## Records for processing
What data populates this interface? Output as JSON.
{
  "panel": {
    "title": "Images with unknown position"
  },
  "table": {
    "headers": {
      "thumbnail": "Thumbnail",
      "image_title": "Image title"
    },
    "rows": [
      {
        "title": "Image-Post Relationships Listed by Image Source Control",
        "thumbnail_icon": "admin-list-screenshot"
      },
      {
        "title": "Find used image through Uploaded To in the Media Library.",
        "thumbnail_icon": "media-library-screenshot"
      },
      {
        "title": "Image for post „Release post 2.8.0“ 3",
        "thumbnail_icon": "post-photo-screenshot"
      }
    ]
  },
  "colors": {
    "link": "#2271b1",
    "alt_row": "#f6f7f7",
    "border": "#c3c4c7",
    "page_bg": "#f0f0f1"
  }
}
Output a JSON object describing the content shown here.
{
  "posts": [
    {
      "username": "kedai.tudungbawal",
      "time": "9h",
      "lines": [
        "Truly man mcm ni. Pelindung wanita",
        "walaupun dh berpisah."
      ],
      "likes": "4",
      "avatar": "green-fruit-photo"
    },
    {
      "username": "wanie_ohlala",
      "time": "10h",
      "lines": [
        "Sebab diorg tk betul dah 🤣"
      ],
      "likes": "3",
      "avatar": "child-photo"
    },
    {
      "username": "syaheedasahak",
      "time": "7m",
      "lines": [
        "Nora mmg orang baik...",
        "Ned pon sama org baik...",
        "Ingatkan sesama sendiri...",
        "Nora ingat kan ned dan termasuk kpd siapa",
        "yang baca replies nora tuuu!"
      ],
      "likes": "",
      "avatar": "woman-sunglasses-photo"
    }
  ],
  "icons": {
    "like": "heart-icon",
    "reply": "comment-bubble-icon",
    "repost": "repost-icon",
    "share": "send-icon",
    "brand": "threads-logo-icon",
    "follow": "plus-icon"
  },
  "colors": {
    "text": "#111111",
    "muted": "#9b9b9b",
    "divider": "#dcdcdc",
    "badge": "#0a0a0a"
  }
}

## Direction
Please reproduce each record precisely as written.

## Correct response
What data populates this interface? Output as JSON.
{
  "panel": {
    "title": "Images with unknown position"
  },
  "table": {
    "headers": {
      "thumbnail": "Thumbnail",
      "image_title": "Image title"
    },
    "rows": [
      {
        "title": "Image-Post Relationships Listed by Image Source Control",
        "thumbnail_icon": "admin-list-screenshot"
      },
      {
        "title": "Find used image through Uploaded To in the Media Library.",
        "thumbnail_icon": "media-library-screenshot"
      },
      {
        "title": "Image for post „Release post 2.8.0“ 3",
        "thumbnail_icon": "post-photo-screenshot"
      }
    ]
  },
  "colors": {
    "link": "#2271b1",
    "alt_row": "#f6f7f7",
    "border": "#c3c4c7",
    "page_bg": "#f0f0f1"
  }
}
Output a JSON object describing the content shown here.
{
  "posts": [
    {
      "username": "kedai.tudungbawal",
      "time": "9h",
      "lines": [
        "Truly man mcm ni. Pelindung wanita",
        "walaupun dh berpisah."
      ],
      "likes": "4",
      "avatar": "green-fruit-photo"
    },
    {
      "username": "wanie_ohlala",
      "time": "10h",
      "lines": [
        "Sebab diorg tk betul dah 🤣"
      ],
      "likes": "3",
      "avatar": "child-photo"
    },
    {
      "username": "syaheedasahak",
      "time": "7m",
      "lines": [
        "Nora mmg orang baik...",
        "Ned pon sama org baik...",
        "Ingatkan sesama sendiri...",
        "Nora ingat kan ned dan termasuk kpd siapa",
        "yang baca replies nora tuuu!"
      ],
      "likes": "",
      "avatar": "woman-sunglasses-photo"
    }
  ],
  "icons": {
    "like": "heart-icon",
    "reply": "comment-bubble-icon",
    "repost": "repost-icon",
    "share": "send-icon",
    "brand": "threads-logo-icon",
    "follow": "plus-icon"
  },
  "colors": {
    "text": "#111111",
    "muted": "#9b9b9b",
    "divider": "#dcdcdc",
    "badge": "#0a0a0a"
  }
}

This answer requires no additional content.